→ INPUT ROWS:
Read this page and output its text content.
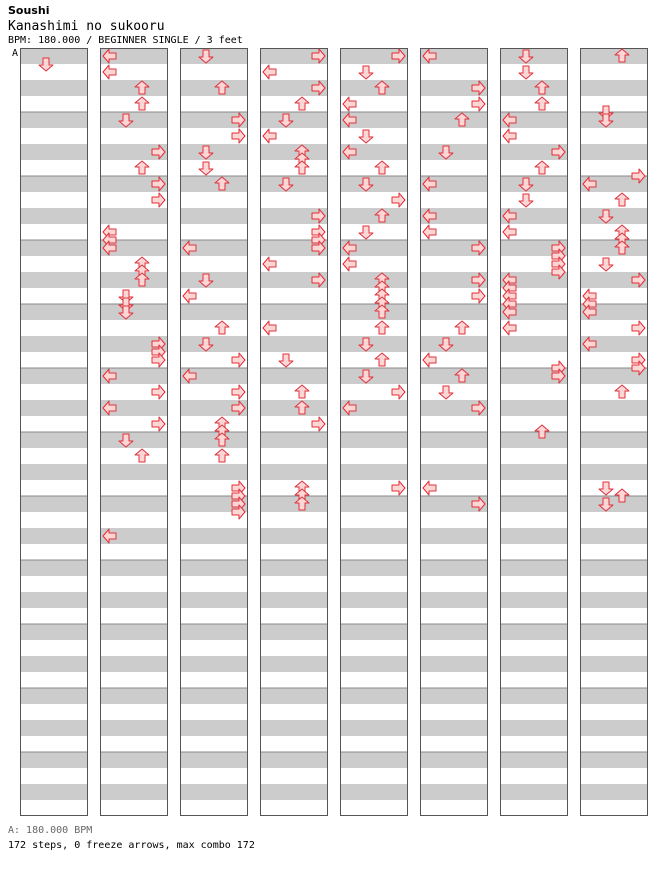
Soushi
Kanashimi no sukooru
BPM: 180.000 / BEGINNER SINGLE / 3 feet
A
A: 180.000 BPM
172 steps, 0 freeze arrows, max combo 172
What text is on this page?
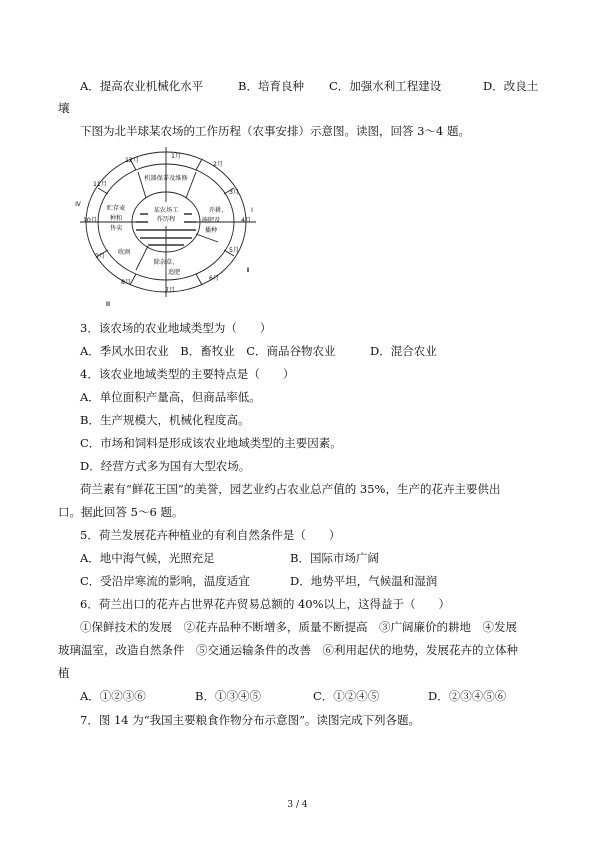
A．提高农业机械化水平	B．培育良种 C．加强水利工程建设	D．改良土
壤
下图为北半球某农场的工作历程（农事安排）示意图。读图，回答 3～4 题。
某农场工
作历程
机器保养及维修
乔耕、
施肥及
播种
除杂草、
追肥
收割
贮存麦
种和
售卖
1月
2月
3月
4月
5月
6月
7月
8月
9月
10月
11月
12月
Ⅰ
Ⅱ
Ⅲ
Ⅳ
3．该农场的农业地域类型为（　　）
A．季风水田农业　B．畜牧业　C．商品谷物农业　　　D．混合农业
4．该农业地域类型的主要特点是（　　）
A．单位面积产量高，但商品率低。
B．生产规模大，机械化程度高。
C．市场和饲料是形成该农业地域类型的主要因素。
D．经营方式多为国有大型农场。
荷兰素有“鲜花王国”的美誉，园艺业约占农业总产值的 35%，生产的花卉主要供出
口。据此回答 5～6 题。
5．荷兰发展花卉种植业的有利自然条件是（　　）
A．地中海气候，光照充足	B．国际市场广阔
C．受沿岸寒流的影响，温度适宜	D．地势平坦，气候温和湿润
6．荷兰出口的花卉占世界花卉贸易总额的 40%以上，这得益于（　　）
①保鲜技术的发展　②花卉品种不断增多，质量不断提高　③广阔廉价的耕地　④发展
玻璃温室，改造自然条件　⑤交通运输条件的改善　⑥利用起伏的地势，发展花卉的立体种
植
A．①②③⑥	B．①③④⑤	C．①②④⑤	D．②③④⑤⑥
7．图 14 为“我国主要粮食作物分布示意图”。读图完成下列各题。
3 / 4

→ EXERCISE DESCRIPTION: Write the listing above out again exactly, dropping each image.

→ ANSWER TO THIS TASK:
Read this page and output its text content.
Soushi
Kanashimi no sukooru
BPM: 180.000 / BEGINNER SINGLE / 3 feet
A
A: 180.000 BPM
172 steps, 0 freeze arrows, max combo 172
What text is on this page?
A．提高农业机械化水平	B．培育良种 C．加强水利工程建设	D．改良土
壤
下图为北半球某农场的工作历程（农事安排）示意图。读图，回答 3～4 题。
某农场工
作历程
机器保养及维修
乔耕、
施肥及
播种
除杂草、
追肥
收割
贮存麦
种和
售卖
1月
2月
3月
4月
5月
6月
7月
8月
9月
10月
11月
12月
Ⅰ
Ⅱ
Ⅲ
Ⅳ
3．该农场的农业地域类型为（　　）
A．季风水田农业　B．畜牧业　C．商品谷物农业　　　D．混合农业
4．该农业地域类型的主要特点是（　　）
A．单位面积产量高，但商品率低。
B．生产规模大，机械化程度高。
C．市场和饲料是形成该农业地域类型的主要因素。
D．经营方式多为国有大型农场。
荷兰素有“鲜花王国”的美誉，园艺业约占农业总产值的 35%，生产的花卉主要供出
口。据此回答 5～6 题。
5．荷兰发展花卉种植业的有利自然条件是（　　）
A．地中海气候，光照充足	B．国际市场广阔
C．受沿岸寒流的影响，温度适宜	D．地势平坦，气候温和湿润
6．荷兰出口的花卉占世界花卉贸易总额的 40%以上，这得益于（　　）
①保鲜技术的发展　②花卉品种不断增多，质量不断提高　③广阔廉价的耕地　④发展
玻璃温室，改造自然条件　⑤交通运输条件的改善　⑥利用起伏的地势，发展花卉的立体种
植
A．①②③⑥	B．①③④⑤	C．①②④⑤	D．②③④⑤⑥
7．图 14 为“我国主要粮食作物分布示意图”。读图完成下列各题。
3 / 4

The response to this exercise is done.